WORK TO COMPLETE: Output each entry verbatim and exclude every picture from it.

(Entries from a visual dataset)

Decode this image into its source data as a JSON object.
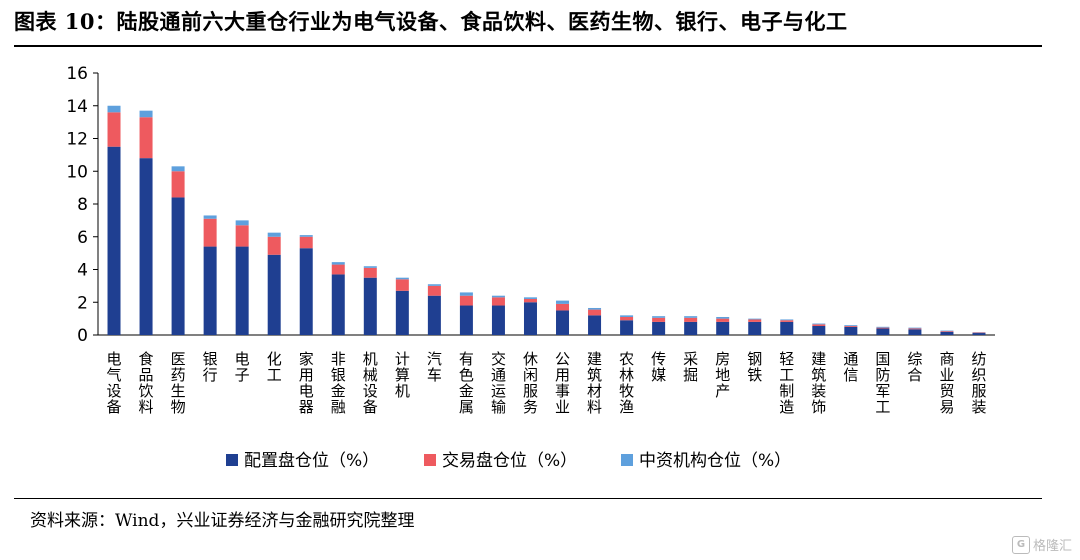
{
  "title": "图表 10：陆股通前六大重仓行业为电气设备、食品饮料、医药生物、银行、电子与化工",
  "source": "资料来源：Wind，兴业证券经济与金融研究院整理",
  "watermark": "格隆汇",
  "colors": {
    "s1": "#1f3f91",
    "s2": "#ee5a5f",
    "s3": "#5ea0dd"
  },
  "chart_data": {
    "type": "bar",
    "stacked": true,
    "ylim": [
      0,
      16
    ],
    "yticks": [
      0,
      2,
      4,
      6,
      8,
      10,
      12,
      14,
      16
    ],
    "categories": [
      "电气设备",
      "食品饮料",
      "医药生物",
      "银行",
      "电子",
      "化工",
      "家用电器",
      "非银金融",
      "机械设备",
      "计算机",
      "汽车",
      "有色金属",
      "交通运输",
      "休闲服务",
      "公用事业",
      "建筑材料",
      "农林牧渔",
      "传媒",
      "采掘",
      "房地产",
      "钢铁",
      "轻工制造",
      "建筑装饰",
      "通信",
      "国防军工",
      "综合",
      "商业贸易",
      "纺织服装"
    ],
    "series": [
      {
        "name": "配置盘仓位（%）",
        "values": [
          11.5,
          10.8,
          8.4,
          5.4,
          5.4,
          4.9,
          5.3,
          3.7,
          3.5,
          2.7,
          2.4,
          1.8,
          1.8,
          2.0,
          1.5,
          1.2,
          0.9,
          0.8,
          0.8,
          0.8,
          0.8,
          0.8,
          0.55,
          0.5,
          0.4,
          0.35,
          0.2,
          0.12
        ]
      },
      {
        "name": "交易盘仓位（%）",
        "values": [
          2.1,
          2.5,
          1.6,
          1.7,
          1.3,
          1.1,
          0.7,
          0.6,
          0.6,
          0.7,
          0.6,
          0.6,
          0.5,
          0.2,
          0.4,
          0.35,
          0.2,
          0.25,
          0.25,
          0.2,
          0.15,
          0.1,
          0.1,
          0.05,
          0.05,
          0.05,
          0.04,
          0.03
        ]
      },
      {
        "name": "中资机构仓位（%）",
        "values": [
          0.4,
          0.4,
          0.3,
          0.2,
          0.3,
          0.25,
          0.1,
          0.15,
          0.1,
          0.1,
          0.1,
          0.2,
          0.1,
          0.1,
          0.2,
          0.1,
          0.1,
          0.1,
          0.1,
          0.1,
          0.05,
          0.05,
          0.05,
          0.05,
          0.05,
          0.05,
          0.03,
          0.02
        ]
      }
    ]
  }
}
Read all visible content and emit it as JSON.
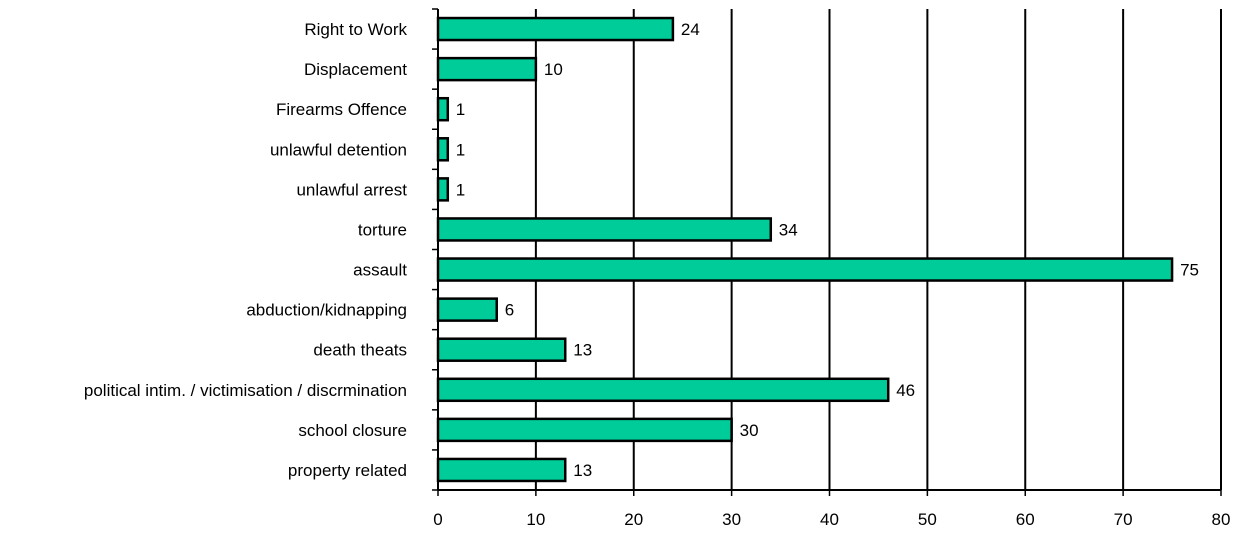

THE RESULT:
Decode this image into its source data as a JSON object.
{
  "title": "图表 10：陆股通前六大重仓行业为电气设备、食品饮料、医药生物、银行、电子与化工",
  "source": "资料来源：Wind，兴业证券经济与金融研究院整理",
  "watermark": "格隆汇",
  "colors": {
    "s1": "#1f3f91",
    "s2": "#ee5a5f",
    "s3": "#5ea0dd"
  },
  "chart_data": {
    "type": "bar",
    "stacked": true,
    "ylim": [
      0,
      16
    ],
    "yticks": [
      0,
      2,
      4,
      6,
      8,
      10,
      12,
      14,
      16
    ],
    "categories": [
      "电气设备",
      "食品饮料",
      "医药生物",
      "银行",
      "电子",
      "化工",
      "家用电器",
      "非银金融",
      "机械设备",
      "计算机",
      "汽车",
      "有色金属",
      "交通运输",
      "休闲服务",
      "公用事业",
      "建筑材料",
      "农林牧渔",
      "传媒",
      "采掘",
      "房地产",
      "钢铁",
      "轻工制造",
      "建筑装饰",
      "通信",
      "国防军工",
      "综合",
      "商业贸易",
      "纺织服装"
    ],
    "series": [
      {
        "name": "配置盘仓位（%）",
        "values": [
          11.5,
          10.8,
          8.4,
          5.4,
          5.4,
          4.9,
          5.3,
          3.7,
          3.5,
          2.7,
          2.4,
          1.8,
          1.8,
          2.0,
          1.5,
          1.2,
          0.9,
          0.8,
          0.8,
          0.8,
          0.8,
          0.8,
          0.55,
          0.5,
          0.4,
          0.35,
          0.2,
          0.12
        ]
      },
      {
        "name": "交易盘仓位（%）",
        "values": [
          2.1,
          2.5,
          1.6,
          1.7,
          1.3,
          1.1,
          0.7,
          0.6,
          0.6,
          0.7,
          0.6,
          0.6,
          0.5,
          0.2,
          0.4,
          0.35,
          0.2,
          0.25,
          0.25,
          0.2,
          0.15,
          0.1,
          0.1,
          0.05,
          0.05,
          0.05,
          0.04,
          0.03
        ]
      },
      {
        "name": "中资机构仓位（%）",
        "values": [
          0.4,
          0.4,
          0.3,
          0.2,
          0.3,
          0.25,
          0.1,
          0.15,
          0.1,
          0.1,
          0.1,
          0.2,
          0.1,
          0.1,
          0.2,
          0.1,
          0.1,
          0.1,
          0.1,
          0.1,
          0.05,
          0.05,
          0.05,
          0.05,
          0.05,
          0.05,
          0.03,
          0.02
        ]
      }
    ]
  }
}
Read all visible content and emit it as JSON.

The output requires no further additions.